Stored data entries
------------

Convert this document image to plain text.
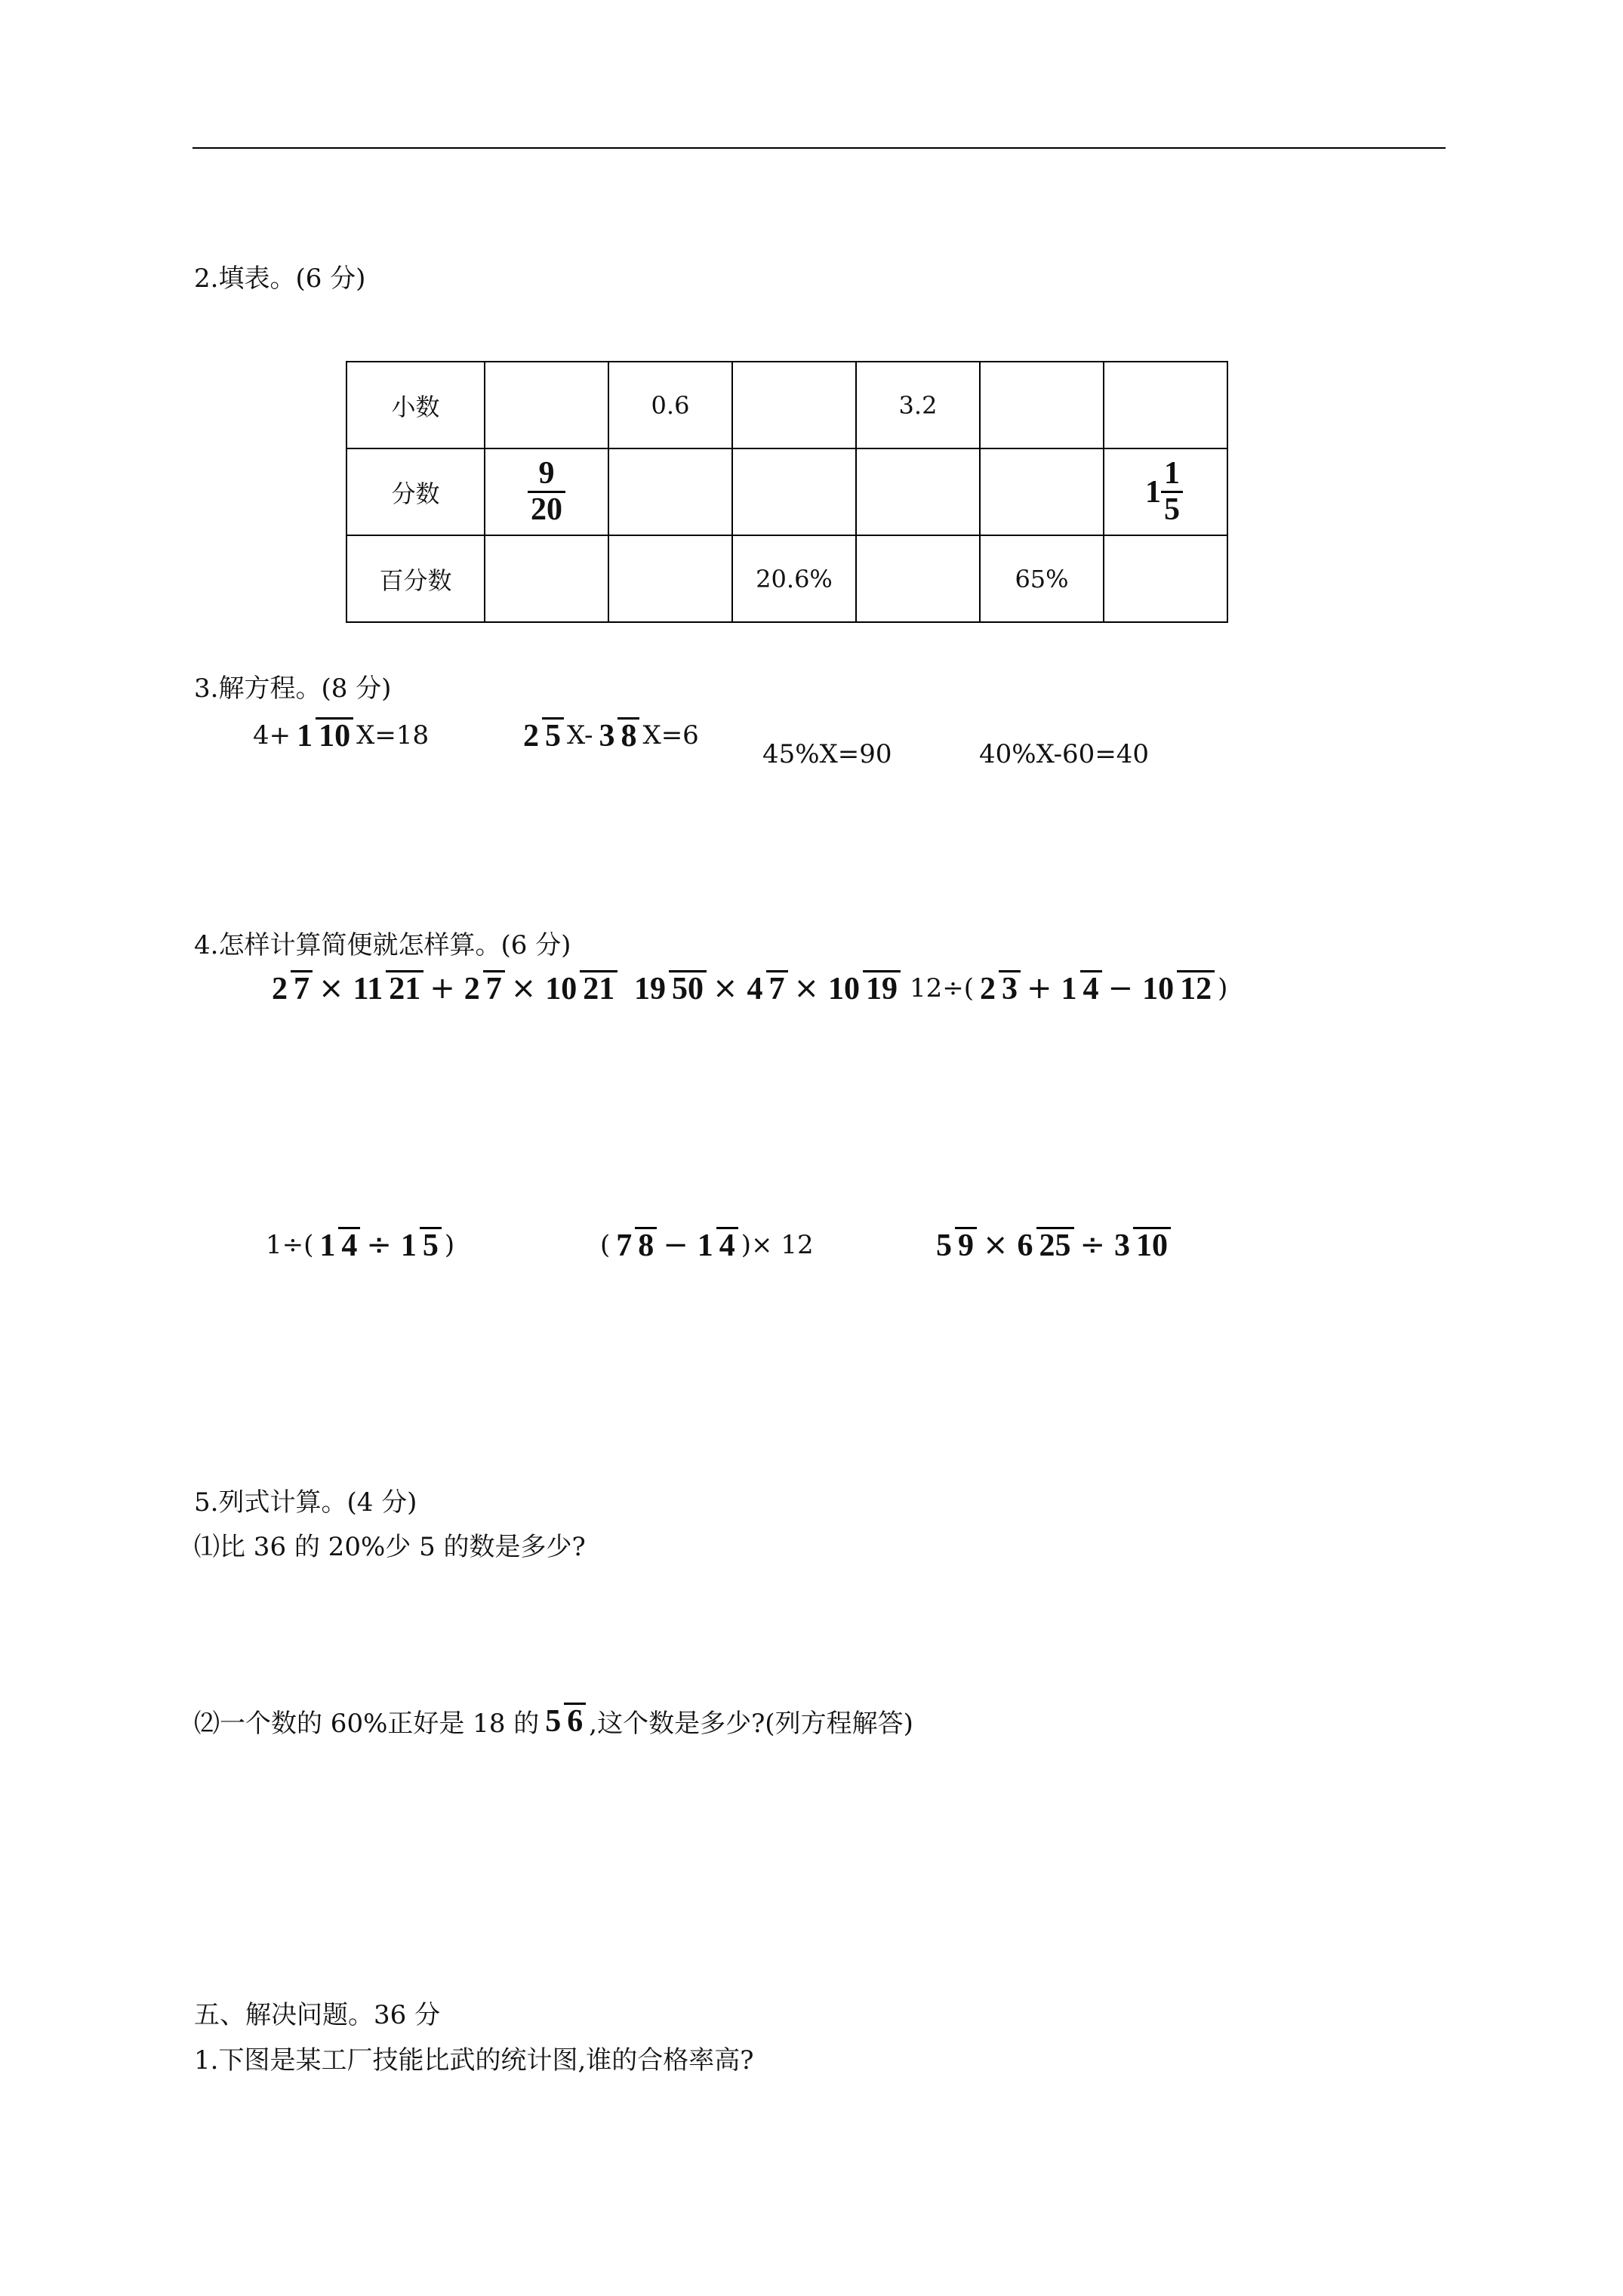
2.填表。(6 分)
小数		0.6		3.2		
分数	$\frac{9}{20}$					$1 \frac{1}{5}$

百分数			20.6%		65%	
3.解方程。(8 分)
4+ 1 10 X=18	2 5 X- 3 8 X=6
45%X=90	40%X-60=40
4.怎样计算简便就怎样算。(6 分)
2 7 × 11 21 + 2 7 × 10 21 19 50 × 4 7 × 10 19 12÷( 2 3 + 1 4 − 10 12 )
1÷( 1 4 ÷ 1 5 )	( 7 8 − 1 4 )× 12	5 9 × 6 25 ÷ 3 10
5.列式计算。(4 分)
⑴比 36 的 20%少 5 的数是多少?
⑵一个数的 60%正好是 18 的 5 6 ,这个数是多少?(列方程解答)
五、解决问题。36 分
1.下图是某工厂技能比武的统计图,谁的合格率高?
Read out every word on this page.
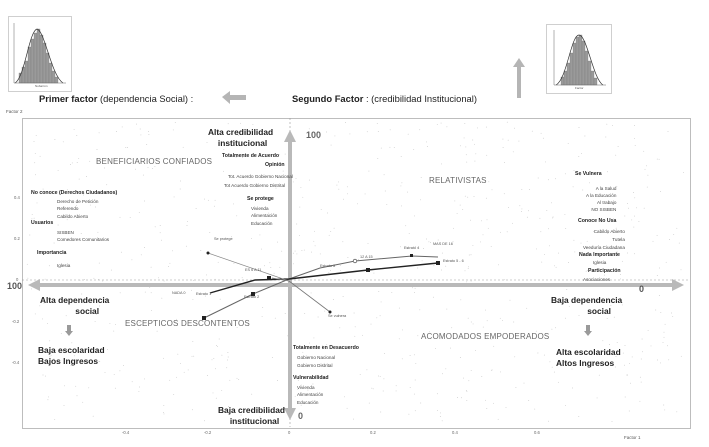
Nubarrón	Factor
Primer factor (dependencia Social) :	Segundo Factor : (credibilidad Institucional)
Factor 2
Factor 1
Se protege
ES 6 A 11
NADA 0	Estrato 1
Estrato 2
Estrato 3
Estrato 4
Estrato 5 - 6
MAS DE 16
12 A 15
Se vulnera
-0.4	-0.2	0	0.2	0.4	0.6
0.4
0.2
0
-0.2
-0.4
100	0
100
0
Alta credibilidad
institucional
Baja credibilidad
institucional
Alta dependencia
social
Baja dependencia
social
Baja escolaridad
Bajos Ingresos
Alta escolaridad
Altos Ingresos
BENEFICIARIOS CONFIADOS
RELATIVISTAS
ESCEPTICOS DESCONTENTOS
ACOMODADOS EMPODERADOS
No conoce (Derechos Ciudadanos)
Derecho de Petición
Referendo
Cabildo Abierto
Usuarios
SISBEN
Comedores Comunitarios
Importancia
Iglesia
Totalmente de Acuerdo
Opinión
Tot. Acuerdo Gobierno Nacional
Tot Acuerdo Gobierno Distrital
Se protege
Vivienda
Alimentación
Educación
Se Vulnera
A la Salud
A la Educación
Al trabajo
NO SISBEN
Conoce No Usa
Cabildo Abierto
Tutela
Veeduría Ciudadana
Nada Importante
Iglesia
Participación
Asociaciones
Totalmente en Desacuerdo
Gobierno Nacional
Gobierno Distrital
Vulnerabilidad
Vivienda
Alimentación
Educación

------------

Omit each picture, then return all of the listing exactly as it stands.

Convert this document image to plain text.
2.填表。(6 分)
小数		0.6		3.2		
分数	$\frac{9}{20}$					$1 \frac{1}{5}$

百分数			20.6%		65%	
3.解方程。(8 分)
4+ 1 10 X=18	2 5 X- 3 8 X=6
45%X=90	40%X-60=40
4.怎样计算简便就怎样算。(6 分)
2 7 × 11 21 + 2 7 × 10 21 19 50 × 4 7 × 10 19 12÷( 2 3 + 1 4 − 10 12 )
1÷( 1 4 ÷ 1 5 )	( 7 8 − 1 4 )× 12	5 9 × 6 25 ÷ 3 10
5.列式计算。(4 分)
⑴比 36 的 20%少 5 的数是多少?
⑵一个数的 60%正好是 18 的 5 6 ,这个数是多少?(列方程解答)
五、解决问题。36 分
1.下图是某工厂技能比武的统计图,谁的合格率高?
Read out every word on this page.
Nubarrón	Factor
Primer factor (dependencia Social) :	Segundo Factor : (credibilidad Institucional)
Factor 2
Factor 1
Se protege
ES 6 A 11
NADA 0	Estrato 1
Estrato 2
Estrato 3
Estrato 4
Estrato 5 - 6
MAS DE 16
12 A 15
Se vulnera
-0.4	-0.2	0	0.2	0.4	0.6
0.4
0.2
0
-0.2
-0.4
100	0
100
0
Alta credibilidad
institucional
Baja credibilidad
institucional
Alta dependencia
social
Baja dependencia
social
Baja escolaridad
Bajos Ingresos
Alta escolaridad
Altos Ingresos
BENEFICIARIOS CONFIADOS
RELATIVISTAS
ESCEPTICOS DESCONTENTOS
ACOMODADOS EMPODERADOS
No conoce (Derechos Ciudadanos)
Derecho de Petición
Referendo
Cabildo Abierto
Usuarios
SISBEN
Comedores Comunitarios
Importancia
Iglesia
Totalmente de Acuerdo
Opinión
Tot. Acuerdo Gobierno Nacional
Tot Acuerdo Gobierno Distrital
Se protege
Vivienda
Alimentación
Educación
Se Vulnera
A la Salud
A la Educación
Al trabajo
NO SISBEN
Conoce No Usa
Cabildo Abierto
Tutela
Veeduría Ciudadana
Nada Importante
Iglesia
Participación
Asociaciones
Totalmente en Desacuerdo
Gobierno Nacional
Gobierno Distrital
Vulnerabilidad
Vivienda
Alimentación
Educación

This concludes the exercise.